Aim of the exercise => Please print the lines below exactly as they appear.

Data in this exercise =>
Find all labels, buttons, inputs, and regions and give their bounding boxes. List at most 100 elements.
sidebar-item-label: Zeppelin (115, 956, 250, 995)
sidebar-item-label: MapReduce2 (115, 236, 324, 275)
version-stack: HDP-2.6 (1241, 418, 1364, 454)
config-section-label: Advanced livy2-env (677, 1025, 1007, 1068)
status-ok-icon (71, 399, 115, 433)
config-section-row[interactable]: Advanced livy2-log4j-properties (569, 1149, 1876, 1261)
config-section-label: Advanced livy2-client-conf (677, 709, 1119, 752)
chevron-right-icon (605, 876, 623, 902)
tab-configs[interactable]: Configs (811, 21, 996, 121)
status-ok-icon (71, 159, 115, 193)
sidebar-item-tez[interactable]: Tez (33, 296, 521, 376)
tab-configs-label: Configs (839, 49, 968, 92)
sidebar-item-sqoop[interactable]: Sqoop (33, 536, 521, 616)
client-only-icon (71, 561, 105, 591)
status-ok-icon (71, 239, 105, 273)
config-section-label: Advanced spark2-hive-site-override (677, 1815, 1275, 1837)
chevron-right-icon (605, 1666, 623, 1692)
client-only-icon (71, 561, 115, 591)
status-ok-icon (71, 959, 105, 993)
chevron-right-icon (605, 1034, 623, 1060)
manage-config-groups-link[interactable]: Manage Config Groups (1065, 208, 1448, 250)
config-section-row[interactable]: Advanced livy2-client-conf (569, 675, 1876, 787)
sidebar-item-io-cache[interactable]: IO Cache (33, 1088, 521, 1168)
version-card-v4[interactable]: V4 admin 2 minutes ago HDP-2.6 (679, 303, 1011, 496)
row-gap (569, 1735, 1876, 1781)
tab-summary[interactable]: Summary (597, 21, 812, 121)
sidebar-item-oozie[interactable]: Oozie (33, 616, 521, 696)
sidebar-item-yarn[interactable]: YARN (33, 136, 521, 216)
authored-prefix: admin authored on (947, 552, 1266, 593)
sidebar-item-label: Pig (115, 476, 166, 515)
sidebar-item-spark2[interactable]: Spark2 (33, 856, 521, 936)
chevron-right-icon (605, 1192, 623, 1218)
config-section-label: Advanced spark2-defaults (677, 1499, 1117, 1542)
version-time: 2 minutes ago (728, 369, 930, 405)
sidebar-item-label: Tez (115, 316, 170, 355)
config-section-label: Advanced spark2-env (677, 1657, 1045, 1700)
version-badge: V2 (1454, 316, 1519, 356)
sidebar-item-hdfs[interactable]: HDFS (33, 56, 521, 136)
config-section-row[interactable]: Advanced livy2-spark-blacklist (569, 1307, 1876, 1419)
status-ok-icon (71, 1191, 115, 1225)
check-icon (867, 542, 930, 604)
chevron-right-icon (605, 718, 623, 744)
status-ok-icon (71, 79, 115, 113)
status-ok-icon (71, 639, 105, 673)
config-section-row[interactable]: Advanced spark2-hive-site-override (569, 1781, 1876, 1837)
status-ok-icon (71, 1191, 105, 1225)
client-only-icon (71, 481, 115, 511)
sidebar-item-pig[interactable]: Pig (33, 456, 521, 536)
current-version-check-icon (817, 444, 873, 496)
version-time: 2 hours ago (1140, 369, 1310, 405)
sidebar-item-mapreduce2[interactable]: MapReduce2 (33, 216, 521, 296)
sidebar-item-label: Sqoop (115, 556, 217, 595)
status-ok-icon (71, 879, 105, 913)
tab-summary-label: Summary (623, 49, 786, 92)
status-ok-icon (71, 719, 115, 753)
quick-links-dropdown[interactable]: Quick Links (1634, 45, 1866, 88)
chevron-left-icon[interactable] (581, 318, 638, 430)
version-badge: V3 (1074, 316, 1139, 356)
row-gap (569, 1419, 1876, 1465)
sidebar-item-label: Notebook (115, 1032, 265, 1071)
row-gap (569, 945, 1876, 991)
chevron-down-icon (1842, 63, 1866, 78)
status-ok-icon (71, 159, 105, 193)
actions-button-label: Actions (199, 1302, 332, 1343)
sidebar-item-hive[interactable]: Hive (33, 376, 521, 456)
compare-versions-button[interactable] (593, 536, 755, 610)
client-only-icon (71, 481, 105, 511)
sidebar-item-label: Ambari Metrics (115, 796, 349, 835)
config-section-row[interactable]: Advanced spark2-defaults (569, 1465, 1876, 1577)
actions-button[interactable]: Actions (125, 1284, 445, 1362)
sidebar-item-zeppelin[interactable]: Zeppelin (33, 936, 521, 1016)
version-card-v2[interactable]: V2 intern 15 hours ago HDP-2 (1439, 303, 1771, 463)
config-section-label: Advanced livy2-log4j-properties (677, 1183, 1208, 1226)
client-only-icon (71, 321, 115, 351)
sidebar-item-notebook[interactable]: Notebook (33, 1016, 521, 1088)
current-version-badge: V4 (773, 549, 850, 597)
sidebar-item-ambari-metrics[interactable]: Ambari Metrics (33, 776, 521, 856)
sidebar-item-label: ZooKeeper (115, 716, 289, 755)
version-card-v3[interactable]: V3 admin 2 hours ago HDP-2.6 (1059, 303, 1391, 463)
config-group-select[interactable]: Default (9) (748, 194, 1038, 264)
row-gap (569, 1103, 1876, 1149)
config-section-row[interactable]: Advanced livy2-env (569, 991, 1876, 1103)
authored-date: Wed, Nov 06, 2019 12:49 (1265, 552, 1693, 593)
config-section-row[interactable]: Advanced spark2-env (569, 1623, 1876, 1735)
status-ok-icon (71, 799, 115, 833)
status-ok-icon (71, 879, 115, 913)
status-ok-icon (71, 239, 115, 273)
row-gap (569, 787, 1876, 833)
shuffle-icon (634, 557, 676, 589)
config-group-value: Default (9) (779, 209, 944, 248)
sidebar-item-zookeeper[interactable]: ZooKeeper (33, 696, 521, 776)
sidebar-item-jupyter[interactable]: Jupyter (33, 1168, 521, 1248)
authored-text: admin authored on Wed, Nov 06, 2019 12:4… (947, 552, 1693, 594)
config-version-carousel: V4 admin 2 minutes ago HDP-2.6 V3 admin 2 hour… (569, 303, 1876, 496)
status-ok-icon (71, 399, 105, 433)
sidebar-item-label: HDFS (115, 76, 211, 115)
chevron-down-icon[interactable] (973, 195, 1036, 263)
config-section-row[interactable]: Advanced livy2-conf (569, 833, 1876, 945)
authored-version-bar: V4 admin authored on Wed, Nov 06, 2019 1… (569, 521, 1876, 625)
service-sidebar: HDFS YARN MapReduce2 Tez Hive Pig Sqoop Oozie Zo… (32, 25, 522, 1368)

Worked solution =>
Find all labels, buttons, inputs, and regions and give their bounding boxes. List at most 100 elements.
sidebar-item-label: Zeppelin (115, 956, 250, 995)
sidebar-item-label: MapReduce2 (115, 236, 324, 275)
version-stack: HDP-2.6 (1241, 418, 1364, 454)
config-section-label: Advanced livy2-env (677, 1025, 1007, 1068)
status-ok-icon (71, 399, 115, 433)
config-section-row[interactable]: Advanced livy2-log4j-properties (569, 1149, 1876, 1261)
config-section-label: Advanced livy2-client-conf (677, 709, 1119, 752)
chevron-right-icon (605, 876, 623, 902)
tab-configs[interactable]: Configs (811, 21, 996, 121)
status-ok-icon (71, 159, 115, 193)
sidebar-item-tez[interactable]: Tez (33, 296, 521, 376)
tab-configs-label: Configs (839, 49, 968, 92)
sidebar-item-sqoop[interactable]: Sqoop (33, 536, 521, 616)
client-only-icon (71, 561, 105, 591)
status-ok-icon (71, 239, 105, 273)
config-section-label: Advanced spark2-hive-site-override (677, 1815, 1275, 1837)
chevron-right-icon (605, 1666, 623, 1692)
client-only-icon (71, 561, 115, 591)
status-ok-icon (71, 959, 105, 993)
chevron-right-icon (605, 1034, 623, 1060)
manage-config-groups-link[interactable]: Manage Config Groups (1065, 208, 1448, 250)
config-section-row[interactable]: Advanced livy2-client-conf (569, 675, 1876, 787)
sidebar-item-io-cache[interactable]: IO Cache (33, 1088, 521, 1168)
version-card-v4[interactable]: V4 admin 2 minutes ago HDP-2.6 (679, 303, 1011, 496)
row-gap (569, 1735, 1876, 1781)
tab-summary[interactable]: Summary (597, 21, 812, 121)
sidebar-item-oozie[interactable]: Oozie (33, 616, 521, 696)
sidebar-item-yarn[interactable]: YARN (33, 136, 521, 216)
authored-prefix: admin authored on (947, 552, 1266, 593)
sidebar-item-label: Pig (115, 476, 166, 515)
sidebar-item-spark2[interactable]: Spark2 (33, 856, 521, 936)
chevron-right-icon (605, 1192, 623, 1218)
config-section-label: Advanced spark2-defaults (677, 1499, 1117, 1542)
version-time: 2 minutes ago (728, 369, 930, 405)
sidebar-item-label: Tez (115, 316, 170, 355)
config-section-label: Advanced spark2-env (677, 1657, 1045, 1700)
version-badge: V2 (1454, 316, 1519, 356)
sidebar-item-hdfs[interactable]: HDFS (33, 56, 521, 136)
config-section-row[interactable]: Advanced livy2-spark-blacklist (569, 1307, 1876, 1419)
status-ok-icon (71, 1191, 115, 1225)
check-icon (867, 542, 930, 604)
chevron-right-icon (605, 718, 623, 744)
status-ok-icon (71, 79, 115, 113)
status-ok-icon (71, 639, 105, 673)
config-section-row[interactable]: Advanced spark2-hive-site-override (569, 1781, 1876, 1837)
status-ok-icon (71, 1191, 105, 1225)
client-only-icon (71, 481, 115, 511)
sidebar-item-pig[interactable]: Pig (33, 456, 521, 536)
current-version-check-icon (817, 444, 873, 496)
version-time: 2 hours ago (1140, 369, 1310, 405)
sidebar-item-mapreduce2[interactable]: MapReduce2 (33, 216, 521, 296)
sidebar-item-label: Sqoop (115, 556, 217, 595)
status-ok-icon (71, 879, 105, 913)
tab-summary-label: Summary (623, 49, 786, 92)
status-ok-icon (71, 719, 115, 753)
quick-links-dropdown[interactable]: Quick Links (1634, 45, 1866, 88)
chevron-left-icon[interactable] (581, 318, 638, 430)
version-badge: V3 (1074, 316, 1139, 356)
row-gap (569, 1419, 1876, 1465)
sidebar-item-label: Notebook (115, 1032, 265, 1071)
row-gap (569, 945, 1876, 991)
chevron-down-icon (1842, 63, 1866, 78)
status-ok-icon (71, 159, 105, 193)
actions-button-label: Actions (199, 1302, 332, 1343)
sidebar-item-hive[interactable]: Hive (33, 376, 521, 456)
compare-versions-button[interactable] (593, 536, 755, 610)
client-only-icon (71, 481, 105, 511)
sidebar-item-label: Ambari Metrics (115, 796, 349, 835)
config-section-row[interactable]: Advanced spark2-defaults (569, 1465, 1876, 1577)
actions-button[interactable]: Actions (125, 1284, 445, 1362)
sidebar-item-zeppelin[interactable]: Zeppelin (33, 936, 521, 1016)
version-card-v2[interactable]: V2 intern 15 hours ago HDP-2 (1439, 303, 1771, 463)
config-section-label: Advanced livy2-log4j-properties (677, 1183, 1208, 1226)
client-only-icon (71, 321, 115, 351)
sidebar-item-notebook[interactable]: Notebook (33, 1016, 521, 1088)
current-version-badge: V4 (773, 549, 850, 597)
sidebar-item-ambari-metrics[interactable]: Ambari Metrics (33, 776, 521, 856)
sidebar-item-label: ZooKeeper (115, 716, 289, 755)
version-card-v3[interactable]: V3 admin 2 hours ago HDP-2.6 (1059, 303, 1391, 463)
config-group-select[interactable]: Default (9) (748, 194, 1038, 264)
row-gap (569, 1103, 1876, 1149)
config-section-row[interactable]: Advanced livy2-env (569, 991, 1876, 1103)
authored-date: Wed, Nov 06, 2019 12:49 (1265, 552, 1693, 593)
config-section-row[interactable]: Advanced spark2-env (569, 1623, 1876, 1735)
status-ok-icon (71, 799, 115, 833)
status-ok-icon (71, 879, 115, 913)
status-ok-icon (71, 239, 115, 273)
row-gap (569, 787, 1876, 833)
shuffle-icon (634, 557, 676, 589)
config-group-value: Default (9) (779, 209, 944, 248)
sidebar-item-zookeeper[interactable]: ZooKeeper (33, 696, 521, 776)
sidebar-item-jupyter[interactable]: Jupyter (33, 1168, 521, 1248)
authored-text: admin authored on Wed, Nov 06, 2019 12:4… (947, 552, 1693, 594)
config-version-carousel: V4 admin 2 minutes ago HDP-2.6 V3 admin 2 hour… (569, 303, 1876, 496)
status-ok-icon (71, 399, 105, 433)
sidebar-item-label: HDFS (115, 76, 211, 115)
chevron-down-icon[interactable] (973, 195, 1036, 263)
config-section-row[interactable]: Advanced livy2-conf (569, 833, 1876, 945)
authored-version-bar: V4 admin authored on Wed, Nov 06, 2019 1… (569, 521, 1876, 625)
service-sidebar: HDFS YARN MapReduce2 Tez Hive Pig Sqoop Oozie Zo… (32, 25, 522, 1368)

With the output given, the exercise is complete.